◆ Supplied data
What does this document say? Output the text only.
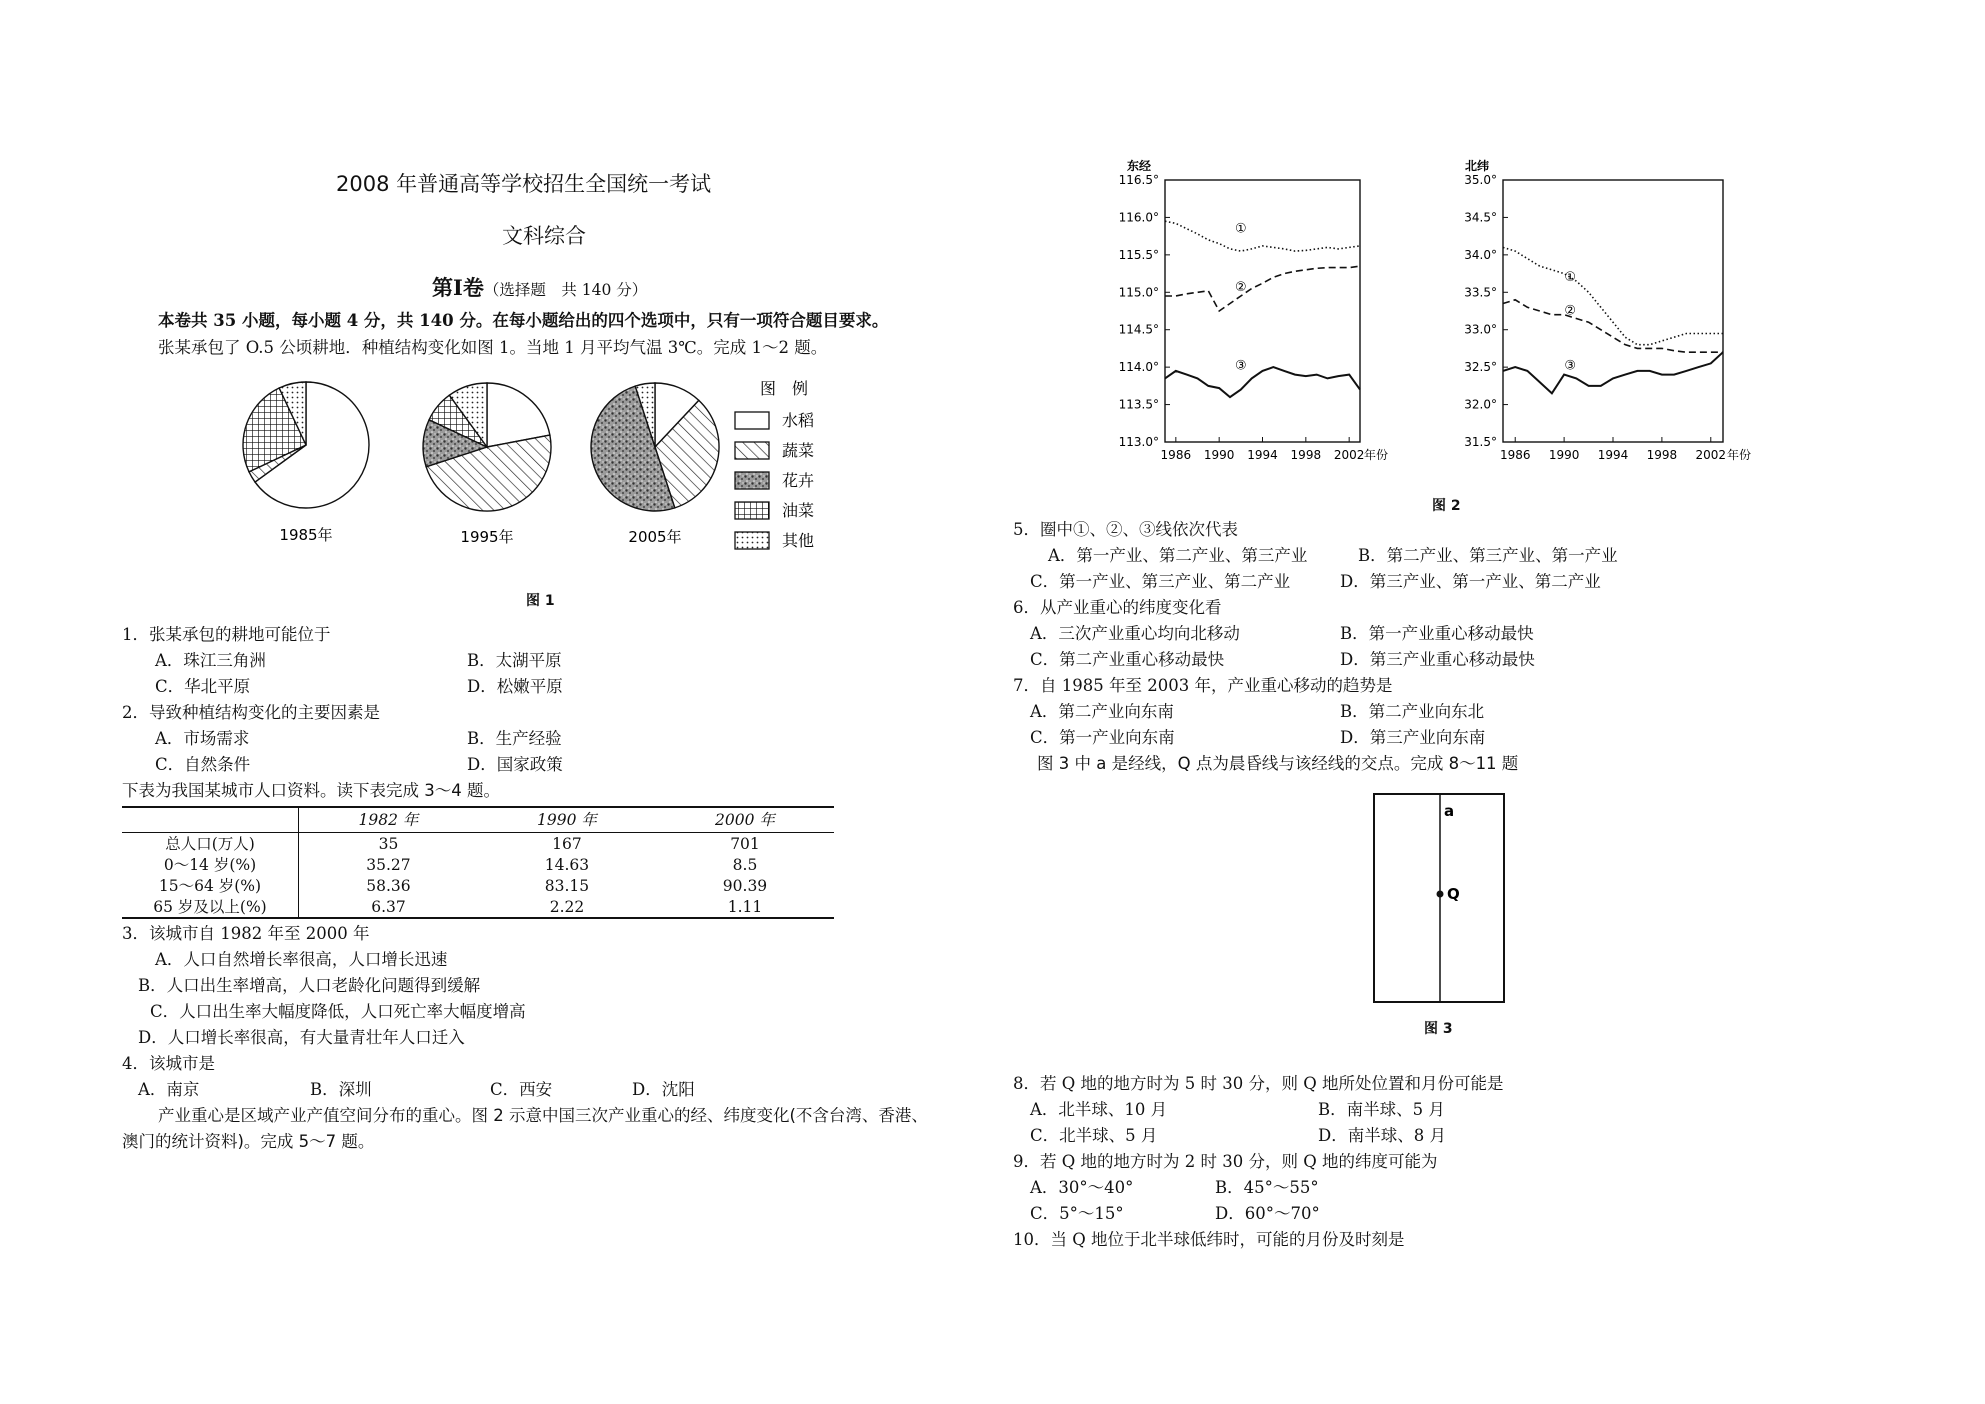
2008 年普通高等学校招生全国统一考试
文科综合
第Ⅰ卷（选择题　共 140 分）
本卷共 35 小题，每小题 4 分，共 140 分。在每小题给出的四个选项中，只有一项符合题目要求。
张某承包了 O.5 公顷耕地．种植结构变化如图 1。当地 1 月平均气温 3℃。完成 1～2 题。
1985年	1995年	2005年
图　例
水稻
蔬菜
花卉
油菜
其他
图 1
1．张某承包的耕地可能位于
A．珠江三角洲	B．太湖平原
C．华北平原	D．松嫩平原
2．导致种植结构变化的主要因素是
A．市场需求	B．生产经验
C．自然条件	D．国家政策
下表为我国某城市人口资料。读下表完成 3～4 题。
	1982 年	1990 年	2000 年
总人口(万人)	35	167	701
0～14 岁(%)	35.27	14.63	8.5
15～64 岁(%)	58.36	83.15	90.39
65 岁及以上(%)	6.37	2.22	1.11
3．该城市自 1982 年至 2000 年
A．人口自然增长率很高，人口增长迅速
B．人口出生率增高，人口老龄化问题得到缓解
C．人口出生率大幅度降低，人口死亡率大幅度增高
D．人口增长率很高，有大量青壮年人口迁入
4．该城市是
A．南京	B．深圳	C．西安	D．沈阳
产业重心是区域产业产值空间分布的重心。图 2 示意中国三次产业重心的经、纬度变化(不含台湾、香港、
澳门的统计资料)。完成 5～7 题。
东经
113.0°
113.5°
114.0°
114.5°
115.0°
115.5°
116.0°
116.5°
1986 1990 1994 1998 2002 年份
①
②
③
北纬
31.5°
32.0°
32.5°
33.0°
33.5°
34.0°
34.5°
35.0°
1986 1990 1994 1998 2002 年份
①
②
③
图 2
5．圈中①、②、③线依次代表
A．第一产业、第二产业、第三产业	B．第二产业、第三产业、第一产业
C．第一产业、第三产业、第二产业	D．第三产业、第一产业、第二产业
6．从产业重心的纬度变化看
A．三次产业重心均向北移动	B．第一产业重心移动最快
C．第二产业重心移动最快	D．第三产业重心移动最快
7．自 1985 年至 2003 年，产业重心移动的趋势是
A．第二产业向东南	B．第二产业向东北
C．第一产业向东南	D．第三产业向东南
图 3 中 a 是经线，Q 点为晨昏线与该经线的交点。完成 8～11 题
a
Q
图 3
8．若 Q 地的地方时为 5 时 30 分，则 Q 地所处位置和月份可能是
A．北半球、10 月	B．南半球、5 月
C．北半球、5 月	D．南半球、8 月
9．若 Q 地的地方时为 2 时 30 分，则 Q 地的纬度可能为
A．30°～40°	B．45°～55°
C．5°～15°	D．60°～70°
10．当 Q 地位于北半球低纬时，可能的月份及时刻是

◆ Set exercise
Copy every record above exactly as written, but leave out the pictures.

◆ Correct response
What does this document say? Output the text only.
2008 年普通高等学校招生全国统一考试
文科综合
第Ⅰ卷（选择题　共 140 分）
本卷共 35 小题，每小题 4 分，共 140 分。在每小题给出的四个选项中，只有一项符合题目要求。
张某承包了 O.5 公顷耕地．种植结构变化如图 1。当地 1 月平均气温 3℃。完成 1～2 题。
1985年	1995年	2005年
图　例
水稻
蔬菜
花卉
油菜
其他
图 1
1．张某承包的耕地可能位于
A．珠江三角洲	B．太湖平原
C．华北平原	D．松嫩平原
2．导致种植结构变化的主要因素是
A．市场需求	B．生产经验
C．自然条件	D．国家政策
下表为我国某城市人口资料。读下表完成 3～4 题。
	1982 年	1990 年	2000 年
总人口(万人)	35	167	701
0～14 岁(%)	35.27	14.63	8.5
15～64 岁(%)	58.36	83.15	90.39
65 岁及以上(%)	6.37	2.22	1.11
3．该城市自 1982 年至 2000 年
A．人口自然增长率很高，人口增长迅速
B．人口出生率增高，人口老龄化问题得到缓解
C．人口出生率大幅度降低，人口死亡率大幅度增高
D．人口增长率很高，有大量青壮年人口迁入
4．该城市是
A．南京	B．深圳	C．西安	D．沈阳
产业重心是区域产业产值空间分布的重心。图 2 示意中国三次产业重心的经、纬度变化(不含台湾、香港、
澳门的统计资料)。完成 5～7 题。
东经
113.0°
113.5°
114.0°
114.5°
115.0°
115.5°
116.0°
116.5°
1986 1990 1994 1998 2002 年份
①
②
③
北纬
31.5°
32.0°
32.5°
33.0°
33.5°
34.0°
34.5°
35.0°
1986 1990 1994 1998 2002 年份
①
②
③
图 2
5．圈中①、②、③线依次代表
A．第一产业、第二产业、第三产业	B．第二产业、第三产业、第一产业
C．第一产业、第三产业、第二产业	D．第三产业、第一产业、第二产业
6．从产业重心的纬度变化看
A．三次产业重心均向北移动	B．第一产业重心移动最快
C．第二产业重心移动最快	D．第三产业重心移动最快
7．自 1985 年至 2003 年，产业重心移动的趋势是
A．第二产业向东南	B．第二产业向东北
C．第一产业向东南	D．第三产业向东南
图 3 中 a 是经线，Q 点为晨昏线与该经线的交点。完成 8～11 题
a
Q
图 3
8．若 Q 地的地方时为 5 时 30 分，则 Q 地所处位置和月份可能是
A．北半球、10 月	B．南半球、5 月
C．北半球、5 月	D．南半球、8 月
9．若 Q 地的地方时为 2 时 30 分，则 Q 地的纬度可能为
A．30°～40°	B．45°～55°
C．5°～15°	D．60°～70°
10．当 Q 地位于北半球低纬时，可能的月份及时刻是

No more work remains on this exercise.